Stored data
• • • • • • •

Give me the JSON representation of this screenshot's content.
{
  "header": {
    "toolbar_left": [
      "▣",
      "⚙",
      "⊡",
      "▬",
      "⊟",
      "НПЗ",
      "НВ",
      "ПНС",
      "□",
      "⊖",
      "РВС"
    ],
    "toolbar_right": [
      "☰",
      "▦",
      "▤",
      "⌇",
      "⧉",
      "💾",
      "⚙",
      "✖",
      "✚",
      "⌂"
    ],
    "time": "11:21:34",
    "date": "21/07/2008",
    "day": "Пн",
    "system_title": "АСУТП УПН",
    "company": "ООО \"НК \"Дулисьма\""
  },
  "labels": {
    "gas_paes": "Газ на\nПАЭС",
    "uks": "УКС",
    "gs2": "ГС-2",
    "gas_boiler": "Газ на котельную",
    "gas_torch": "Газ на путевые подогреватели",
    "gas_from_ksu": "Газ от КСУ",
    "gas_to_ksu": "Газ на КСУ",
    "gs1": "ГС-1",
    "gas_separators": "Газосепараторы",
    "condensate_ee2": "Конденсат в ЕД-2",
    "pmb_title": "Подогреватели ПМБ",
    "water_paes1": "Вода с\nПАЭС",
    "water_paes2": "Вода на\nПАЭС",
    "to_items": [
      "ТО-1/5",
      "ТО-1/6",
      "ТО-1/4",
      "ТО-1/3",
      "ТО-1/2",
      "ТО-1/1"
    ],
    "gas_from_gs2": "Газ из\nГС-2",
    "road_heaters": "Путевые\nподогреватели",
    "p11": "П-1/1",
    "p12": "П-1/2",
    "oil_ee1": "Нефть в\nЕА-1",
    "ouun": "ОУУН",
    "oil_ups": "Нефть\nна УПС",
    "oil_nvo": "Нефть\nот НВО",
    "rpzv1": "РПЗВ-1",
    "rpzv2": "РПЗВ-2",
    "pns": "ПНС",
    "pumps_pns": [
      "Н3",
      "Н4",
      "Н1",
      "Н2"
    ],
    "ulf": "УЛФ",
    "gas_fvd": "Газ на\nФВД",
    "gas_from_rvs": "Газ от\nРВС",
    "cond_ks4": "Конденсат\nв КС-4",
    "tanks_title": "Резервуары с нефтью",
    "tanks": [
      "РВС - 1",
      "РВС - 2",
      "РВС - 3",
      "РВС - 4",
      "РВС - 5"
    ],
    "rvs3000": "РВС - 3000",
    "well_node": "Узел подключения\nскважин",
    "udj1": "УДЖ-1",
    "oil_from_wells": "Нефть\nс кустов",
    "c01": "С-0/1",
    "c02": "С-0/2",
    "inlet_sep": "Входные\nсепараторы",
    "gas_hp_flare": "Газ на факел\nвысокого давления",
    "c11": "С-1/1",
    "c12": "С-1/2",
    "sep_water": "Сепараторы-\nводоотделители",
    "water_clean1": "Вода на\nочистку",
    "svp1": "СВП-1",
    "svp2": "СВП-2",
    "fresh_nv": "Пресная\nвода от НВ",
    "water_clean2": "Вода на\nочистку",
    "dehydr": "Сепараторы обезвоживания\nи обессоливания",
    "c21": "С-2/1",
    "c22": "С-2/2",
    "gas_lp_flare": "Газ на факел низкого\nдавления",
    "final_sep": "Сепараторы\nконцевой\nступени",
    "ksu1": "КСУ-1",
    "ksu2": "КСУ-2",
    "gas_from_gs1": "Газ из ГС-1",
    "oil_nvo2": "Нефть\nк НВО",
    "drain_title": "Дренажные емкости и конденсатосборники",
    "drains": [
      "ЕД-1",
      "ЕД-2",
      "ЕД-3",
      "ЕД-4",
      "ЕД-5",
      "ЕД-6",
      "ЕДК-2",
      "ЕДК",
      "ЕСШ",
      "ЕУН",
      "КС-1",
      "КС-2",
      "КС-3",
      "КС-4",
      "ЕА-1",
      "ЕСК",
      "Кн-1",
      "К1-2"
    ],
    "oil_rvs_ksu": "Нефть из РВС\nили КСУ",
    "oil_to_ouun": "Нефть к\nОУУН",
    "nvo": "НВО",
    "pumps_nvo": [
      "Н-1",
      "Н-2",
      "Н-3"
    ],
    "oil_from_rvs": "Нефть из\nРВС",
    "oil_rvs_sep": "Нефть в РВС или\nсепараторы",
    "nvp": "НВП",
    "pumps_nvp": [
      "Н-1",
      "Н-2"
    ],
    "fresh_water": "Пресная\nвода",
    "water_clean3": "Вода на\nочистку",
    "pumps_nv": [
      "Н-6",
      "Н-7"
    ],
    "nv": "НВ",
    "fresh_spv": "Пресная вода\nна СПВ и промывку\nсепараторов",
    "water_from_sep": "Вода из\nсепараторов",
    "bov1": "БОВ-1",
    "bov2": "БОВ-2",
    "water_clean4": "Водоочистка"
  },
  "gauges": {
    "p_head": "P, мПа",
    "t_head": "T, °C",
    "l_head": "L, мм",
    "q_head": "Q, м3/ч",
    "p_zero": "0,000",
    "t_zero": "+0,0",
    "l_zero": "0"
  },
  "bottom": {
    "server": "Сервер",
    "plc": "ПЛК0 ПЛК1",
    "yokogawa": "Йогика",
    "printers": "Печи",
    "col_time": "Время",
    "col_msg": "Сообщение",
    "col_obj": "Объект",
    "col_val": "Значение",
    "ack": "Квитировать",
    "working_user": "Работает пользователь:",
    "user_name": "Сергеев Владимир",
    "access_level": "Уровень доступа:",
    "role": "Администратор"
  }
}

• • • • • • •

- Exercise aim -
Return the whole listing exactly.

- Answer to this problem -
Give me the JSON representation of this screenshot's content.
{
  "header": {
    "toolbar_left": [
      "▣",
      "⚙",
      "⊡",
      "▬",
      "⊟",
      "НПЗ",
      "НВ",
      "ПНС",
      "□",
      "⊖",
      "РВС"
    ],
    "toolbar_right": [
      "☰",
      "▦",
      "▤",
      "⌇",
      "⧉",
      "💾",
      "⚙",
      "✖",
      "✚",
      "⌂"
    ],
    "time": "11:21:34",
    "date": "21/07/2008",
    "day": "Пн",
    "system_title": "АСУТП УПН",
    "company": "ООО \"НК \"Дулисьма\""
  },
  "labels": {
    "gas_paes": "Газ на\nПАЭС",
    "uks": "УКС",
    "gs2": "ГС-2",
    "gas_boiler": "Газ на котельную",
    "gas_torch": "Газ на путевые подогреватели",
    "gas_from_ksu": "Газ от КСУ",
    "gas_to_ksu": "Газ на КСУ",
    "gs1": "ГС-1",
    "gas_separators": "Газосепараторы",
    "condensate_ee2": "Конденсат в ЕД-2",
    "pmb_title": "Подогреватели ПМБ",
    "water_paes1": "Вода с\nПАЭС",
    "water_paes2": "Вода на\nПАЭС",
    "to_items": [
      "ТО-1/5",
      "ТО-1/6",
      "ТО-1/4",
      "ТО-1/3",
      "ТО-1/2",
      "ТО-1/1"
    ],
    "gas_from_gs2": "Газ из\nГС-2",
    "road_heaters": "Путевые\nподогреватели",
    "p11": "П-1/1",
    "p12": "П-1/2",
    "oil_ee1": "Нефть в\nЕА-1",
    "ouun": "ОУУН",
    "oil_ups": "Нефть\nна УПС",
    "oil_nvo": "Нефть\nот НВО",
    "rpzv1": "РПЗВ-1",
    "rpzv2": "РПЗВ-2",
    "pns": "ПНС",
    "pumps_pns": [
      "Н3",
      "Н4",
      "Н1",
      "Н2"
    ],
    "ulf": "УЛФ",
    "gas_fvd": "Газ на\nФВД",
    "gas_from_rvs": "Газ от\nРВС",
    "cond_ks4": "Конденсат\nв КС-4",
    "tanks_title": "Резервуары с нефтью",
    "tanks": [
      "РВС - 1",
      "РВС - 2",
      "РВС - 3",
      "РВС - 4",
      "РВС - 5"
    ],
    "rvs3000": "РВС - 3000",
    "well_node": "Узел подключения\nскважин",
    "udj1": "УДЖ-1",
    "oil_from_wells": "Нефть\nс кустов",
    "c01": "С-0/1",
    "c02": "С-0/2",
    "inlet_sep": "Входные\nсепараторы",
    "gas_hp_flare": "Газ на факел\nвысокого давления",
    "c11": "С-1/1",
    "c12": "С-1/2",
    "sep_water": "Сепараторы-\nводоотделители",
    "water_clean1": "Вода на\nочистку",
    "svp1": "СВП-1",
    "svp2": "СВП-2",
    "fresh_nv": "Пресная\nвода от НВ",
    "water_clean2": "Вода на\nочистку",
    "dehydr": "Сепараторы обезвоживания\nи обессоливания",
    "c21": "С-2/1",
    "c22": "С-2/2",
    "gas_lp_flare": "Газ на факел низкого\nдавления",
    "final_sep": "Сепараторы\nконцевой\nступени",
    "ksu1": "КСУ-1",
    "ksu2": "КСУ-2",
    "gas_from_gs1": "Газ из ГС-1",
    "oil_nvo2": "Нефть\nк НВО",
    "drain_title": "Дренажные емкости и конденсатосборники",
    "drains": [
      "ЕД-1",
      "ЕД-2",
      "ЕД-3",
      "ЕД-4",
      "ЕД-5",
      "ЕД-6",
      "ЕДК-2",
      "ЕДК",
      "ЕСШ",
      "ЕУН",
      "КС-1",
      "КС-2",
      "КС-3",
      "КС-4",
      "ЕА-1",
      "ЕСК",
      "Кн-1",
      "К1-2"
    ],
    "oil_rvs_ksu": "Нефть из РВС\nили КСУ",
    "oil_to_ouun": "Нефть к\nОУУН",
    "nvo": "НВО",
    "pumps_nvo": [
      "Н-1",
      "Н-2",
      "Н-3"
    ],
    "oil_from_rvs": "Нефть из\nРВС",
    "oil_rvs_sep": "Нефть в РВС или\nсепараторы",
    "nvp": "НВП",
    "pumps_nvp": [
      "Н-1",
      "Н-2"
    ],
    "fresh_water": "Пресная\nвода",
    "water_clean3": "Вода на\nочистку",
    "pumps_nv": [
      "Н-6",
      "Н-7"
    ],
    "nv": "НВ",
    "fresh_spv": "Пресная вода\nна СПВ и промывку\nсепараторов",
    "water_from_sep": "Вода из\nсепараторов",
    "bov1": "БОВ-1",
    "bov2": "БОВ-2",
    "water_clean4": "Водоочистка"
  },
  "gauges": {
    "p_head": "P, мПа",
    "t_head": "T, °C",
    "l_head": "L, мм",
    "q_head": "Q, м3/ч",
    "p_zero": "0,000",
    "t_zero": "+0,0",
    "l_zero": "0"
  },
  "bottom": {
    "server": "Сервер",
    "plc": "ПЛК0 ПЛК1",
    "yokogawa": "Йогика",
    "printers": "Печи",
    "col_time": "Время",
    "col_msg": "Сообщение",
    "col_obj": "Объект",
    "col_val": "Значение",
    "ack": "Квитировать",
    "working_user": "Работает пользователь:",
    "user_name": "Сергеев Владимир",
    "access_level": "Уровень доступа:",
    "role": "Администратор"
  }
}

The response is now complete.